WHAT YOU HAVE TO DO: Repeat the listing lines exactly, beginning with the line that contains "- y-tick-label: 1.0: [171, 469, 191, 495]" and continuing through the line that contains "- box-p0: [736, 204, 1009, 745]".

SUPPLIED RECORDS:
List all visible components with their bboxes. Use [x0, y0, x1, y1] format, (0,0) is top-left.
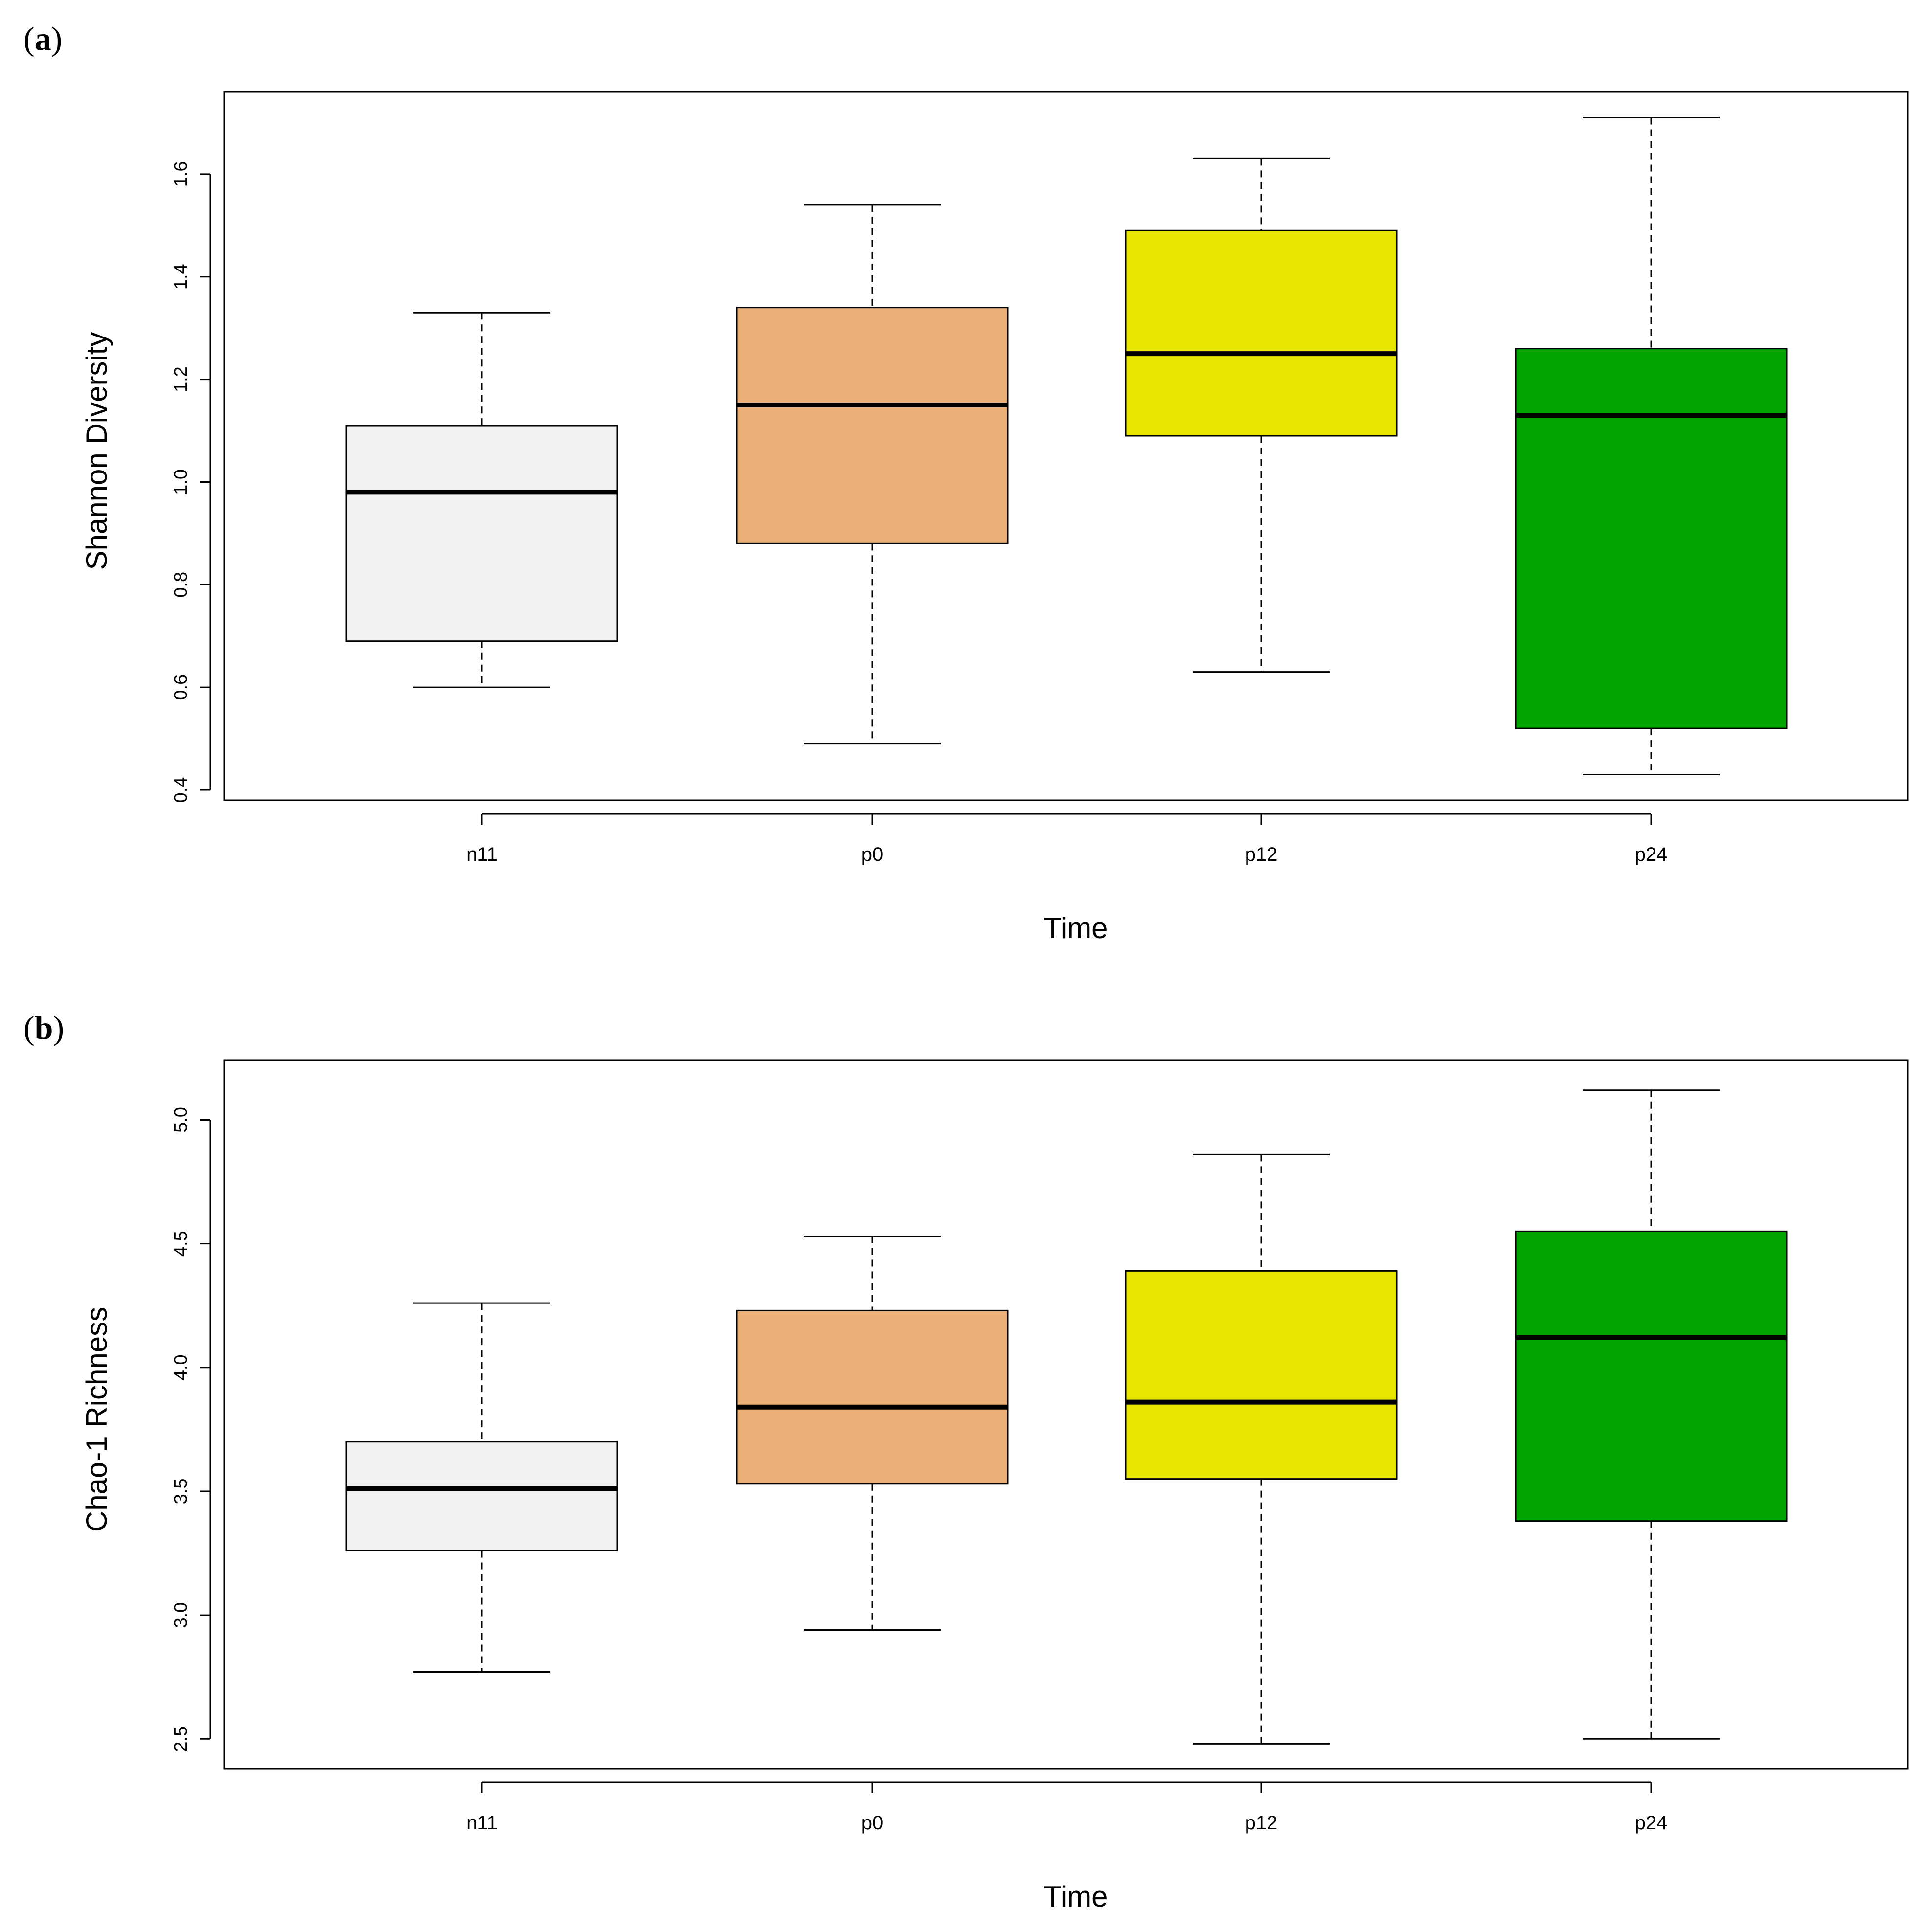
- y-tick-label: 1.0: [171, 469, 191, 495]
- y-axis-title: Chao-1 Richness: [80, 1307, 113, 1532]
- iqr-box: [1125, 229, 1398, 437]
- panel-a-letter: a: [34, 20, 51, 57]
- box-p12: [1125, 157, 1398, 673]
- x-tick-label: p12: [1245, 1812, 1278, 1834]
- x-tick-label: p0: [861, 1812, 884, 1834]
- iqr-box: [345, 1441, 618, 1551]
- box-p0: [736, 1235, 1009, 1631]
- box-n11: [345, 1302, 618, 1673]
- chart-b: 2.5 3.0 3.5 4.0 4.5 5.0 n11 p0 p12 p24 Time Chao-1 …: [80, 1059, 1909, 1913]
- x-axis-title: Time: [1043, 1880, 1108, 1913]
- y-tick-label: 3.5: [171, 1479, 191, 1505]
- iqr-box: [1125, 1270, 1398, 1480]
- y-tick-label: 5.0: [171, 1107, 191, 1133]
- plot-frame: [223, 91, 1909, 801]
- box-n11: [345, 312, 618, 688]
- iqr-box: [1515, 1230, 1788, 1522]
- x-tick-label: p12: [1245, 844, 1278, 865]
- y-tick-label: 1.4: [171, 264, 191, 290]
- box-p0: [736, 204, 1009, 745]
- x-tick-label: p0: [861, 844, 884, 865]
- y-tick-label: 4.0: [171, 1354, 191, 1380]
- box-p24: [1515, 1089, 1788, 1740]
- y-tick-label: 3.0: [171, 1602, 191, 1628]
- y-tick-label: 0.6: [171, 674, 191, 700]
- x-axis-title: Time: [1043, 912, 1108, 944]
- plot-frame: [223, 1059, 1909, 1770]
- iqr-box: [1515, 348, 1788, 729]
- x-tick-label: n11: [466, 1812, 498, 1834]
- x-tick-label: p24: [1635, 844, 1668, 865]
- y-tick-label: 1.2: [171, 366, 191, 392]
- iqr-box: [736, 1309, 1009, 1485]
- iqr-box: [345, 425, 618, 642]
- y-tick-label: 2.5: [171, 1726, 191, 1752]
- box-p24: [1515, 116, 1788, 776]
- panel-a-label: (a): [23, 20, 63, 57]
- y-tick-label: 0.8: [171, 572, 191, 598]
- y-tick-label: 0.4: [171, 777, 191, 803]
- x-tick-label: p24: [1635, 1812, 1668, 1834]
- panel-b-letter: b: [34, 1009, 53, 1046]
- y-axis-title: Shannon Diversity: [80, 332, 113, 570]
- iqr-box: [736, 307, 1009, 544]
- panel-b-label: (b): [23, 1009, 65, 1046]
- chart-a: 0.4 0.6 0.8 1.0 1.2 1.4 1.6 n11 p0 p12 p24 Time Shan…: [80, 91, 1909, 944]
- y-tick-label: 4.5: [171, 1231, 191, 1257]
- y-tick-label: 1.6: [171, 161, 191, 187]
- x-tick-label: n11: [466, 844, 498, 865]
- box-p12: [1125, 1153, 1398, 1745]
--
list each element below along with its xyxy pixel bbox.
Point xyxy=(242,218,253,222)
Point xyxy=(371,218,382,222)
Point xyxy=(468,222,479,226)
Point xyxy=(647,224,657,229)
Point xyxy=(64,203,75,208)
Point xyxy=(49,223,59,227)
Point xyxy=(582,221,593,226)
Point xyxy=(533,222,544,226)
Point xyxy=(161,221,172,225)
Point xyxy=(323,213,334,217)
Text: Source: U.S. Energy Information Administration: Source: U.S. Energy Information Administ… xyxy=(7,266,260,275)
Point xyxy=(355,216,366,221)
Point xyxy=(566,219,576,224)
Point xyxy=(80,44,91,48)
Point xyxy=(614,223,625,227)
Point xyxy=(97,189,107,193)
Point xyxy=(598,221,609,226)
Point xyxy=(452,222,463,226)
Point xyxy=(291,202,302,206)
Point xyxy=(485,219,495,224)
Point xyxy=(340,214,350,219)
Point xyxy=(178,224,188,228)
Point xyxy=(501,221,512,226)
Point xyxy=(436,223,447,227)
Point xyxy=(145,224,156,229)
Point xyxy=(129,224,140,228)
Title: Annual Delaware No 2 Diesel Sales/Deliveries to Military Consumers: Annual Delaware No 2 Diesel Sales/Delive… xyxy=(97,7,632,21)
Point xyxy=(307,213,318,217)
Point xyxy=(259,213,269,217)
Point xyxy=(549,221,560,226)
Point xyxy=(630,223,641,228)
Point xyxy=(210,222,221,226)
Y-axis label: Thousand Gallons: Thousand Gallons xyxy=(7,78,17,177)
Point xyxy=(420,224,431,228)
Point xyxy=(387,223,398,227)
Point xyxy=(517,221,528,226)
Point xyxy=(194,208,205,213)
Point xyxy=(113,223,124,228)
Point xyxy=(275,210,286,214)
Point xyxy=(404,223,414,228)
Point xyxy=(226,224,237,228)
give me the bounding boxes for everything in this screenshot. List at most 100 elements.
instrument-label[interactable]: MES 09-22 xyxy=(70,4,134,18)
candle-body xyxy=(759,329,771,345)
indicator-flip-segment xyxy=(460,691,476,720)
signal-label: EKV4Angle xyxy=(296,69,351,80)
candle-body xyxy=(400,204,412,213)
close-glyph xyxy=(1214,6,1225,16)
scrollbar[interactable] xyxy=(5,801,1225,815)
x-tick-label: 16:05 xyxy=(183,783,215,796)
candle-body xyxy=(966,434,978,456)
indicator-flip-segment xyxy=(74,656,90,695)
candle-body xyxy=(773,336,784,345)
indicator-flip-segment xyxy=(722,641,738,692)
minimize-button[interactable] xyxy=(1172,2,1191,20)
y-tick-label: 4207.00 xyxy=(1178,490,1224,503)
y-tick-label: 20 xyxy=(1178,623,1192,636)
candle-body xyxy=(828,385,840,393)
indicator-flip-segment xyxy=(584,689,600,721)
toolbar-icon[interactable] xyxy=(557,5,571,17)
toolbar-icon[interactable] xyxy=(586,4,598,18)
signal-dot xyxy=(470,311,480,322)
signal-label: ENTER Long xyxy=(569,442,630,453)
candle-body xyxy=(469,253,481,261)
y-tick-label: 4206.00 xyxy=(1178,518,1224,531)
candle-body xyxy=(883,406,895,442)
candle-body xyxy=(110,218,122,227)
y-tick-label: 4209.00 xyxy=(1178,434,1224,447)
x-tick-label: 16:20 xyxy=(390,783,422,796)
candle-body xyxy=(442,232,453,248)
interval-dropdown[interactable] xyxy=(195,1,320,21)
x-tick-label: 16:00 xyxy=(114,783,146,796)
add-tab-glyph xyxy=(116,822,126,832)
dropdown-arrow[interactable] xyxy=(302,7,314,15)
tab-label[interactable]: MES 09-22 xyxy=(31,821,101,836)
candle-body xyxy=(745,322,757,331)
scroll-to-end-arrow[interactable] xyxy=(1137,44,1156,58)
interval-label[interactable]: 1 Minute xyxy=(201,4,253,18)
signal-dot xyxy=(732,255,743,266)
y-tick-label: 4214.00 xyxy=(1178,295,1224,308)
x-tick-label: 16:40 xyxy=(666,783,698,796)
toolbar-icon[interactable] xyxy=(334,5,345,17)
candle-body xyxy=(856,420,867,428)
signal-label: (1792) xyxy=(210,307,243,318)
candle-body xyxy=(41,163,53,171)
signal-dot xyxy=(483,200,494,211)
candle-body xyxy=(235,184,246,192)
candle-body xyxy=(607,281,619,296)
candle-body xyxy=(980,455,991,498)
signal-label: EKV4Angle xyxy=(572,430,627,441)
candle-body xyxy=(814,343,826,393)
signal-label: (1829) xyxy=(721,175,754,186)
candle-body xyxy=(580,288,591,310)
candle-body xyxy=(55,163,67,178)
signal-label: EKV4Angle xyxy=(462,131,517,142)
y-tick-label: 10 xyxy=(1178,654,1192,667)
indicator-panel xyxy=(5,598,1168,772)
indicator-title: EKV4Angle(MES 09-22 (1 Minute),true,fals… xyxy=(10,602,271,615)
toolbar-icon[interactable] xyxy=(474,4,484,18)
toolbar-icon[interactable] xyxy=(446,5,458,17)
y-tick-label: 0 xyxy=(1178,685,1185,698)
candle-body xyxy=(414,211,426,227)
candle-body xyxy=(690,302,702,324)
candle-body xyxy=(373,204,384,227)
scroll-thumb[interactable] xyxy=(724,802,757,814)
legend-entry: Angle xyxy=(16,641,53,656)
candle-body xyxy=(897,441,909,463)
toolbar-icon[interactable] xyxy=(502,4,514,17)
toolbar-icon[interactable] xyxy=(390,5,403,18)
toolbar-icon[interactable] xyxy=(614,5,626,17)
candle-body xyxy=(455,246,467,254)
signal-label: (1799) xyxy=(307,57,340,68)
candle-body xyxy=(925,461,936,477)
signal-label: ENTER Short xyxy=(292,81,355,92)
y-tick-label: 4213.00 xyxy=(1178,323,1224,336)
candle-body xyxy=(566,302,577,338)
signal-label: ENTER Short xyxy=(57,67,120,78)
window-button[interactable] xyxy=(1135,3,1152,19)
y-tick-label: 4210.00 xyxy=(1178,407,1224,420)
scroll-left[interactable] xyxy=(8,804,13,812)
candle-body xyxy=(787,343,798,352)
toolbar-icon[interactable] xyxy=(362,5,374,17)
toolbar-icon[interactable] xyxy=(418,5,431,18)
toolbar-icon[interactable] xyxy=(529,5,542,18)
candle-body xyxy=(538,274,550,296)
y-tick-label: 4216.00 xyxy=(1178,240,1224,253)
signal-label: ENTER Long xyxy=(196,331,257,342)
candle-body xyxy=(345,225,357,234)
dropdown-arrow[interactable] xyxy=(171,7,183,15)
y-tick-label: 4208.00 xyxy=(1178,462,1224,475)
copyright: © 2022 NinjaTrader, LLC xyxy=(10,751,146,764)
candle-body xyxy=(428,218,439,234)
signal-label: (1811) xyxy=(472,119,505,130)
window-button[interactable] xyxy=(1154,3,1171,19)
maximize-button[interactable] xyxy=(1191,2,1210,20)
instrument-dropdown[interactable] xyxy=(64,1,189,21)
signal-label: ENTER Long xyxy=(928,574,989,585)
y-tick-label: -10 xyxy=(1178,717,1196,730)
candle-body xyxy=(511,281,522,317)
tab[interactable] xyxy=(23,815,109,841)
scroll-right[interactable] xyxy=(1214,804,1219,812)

CORRECT RESULT:
- y-tick-label: 1.0: [171, 469, 191, 495]
- y-axis-title: Chao-1 Richness: [80, 1307, 113, 1532]
- iqr-box: [1125, 229, 1398, 437]
- panel-a-letter: a: [34, 20, 51, 57]
- box-p12: [1125, 157, 1398, 673]
- x-tick-label: p12: [1245, 1812, 1278, 1834]
- x-tick-label: p0: [861, 1812, 884, 1834]
- iqr-box: [345, 1441, 618, 1551]
- box-p0: [736, 1235, 1009, 1631]
- box-n11: [345, 1302, 618, 1673]
- chart-b: 2.5 3.0 3.5 4.0 4.5 5.0 n11 p0 p12 p24 Time Chao-1 …: [80, 1059, 1909, 1913]
- x-axis-title: Time: [1043, 1880, 1108, 1913]
- y-tick-label: 3.5: [171, 1479, 191, 1505]
- iqr-box: [1125, 1270, 1398, 1480]
- y-tick-label: 5.0: [171, 1107, 191, 1133]
- plot-frame: [223, 91, 1909, 801]
- box-n11: [345, 312, 618, 688]
- iqr-box: [1515, 1230, 1788, 1522]
- x-tick-label: p12: [1245, 844, 1278, 865]
- y-tick-label: 1.4: [171, 264, 191, 290]
- box-p0: [736, 204, 1009, 745]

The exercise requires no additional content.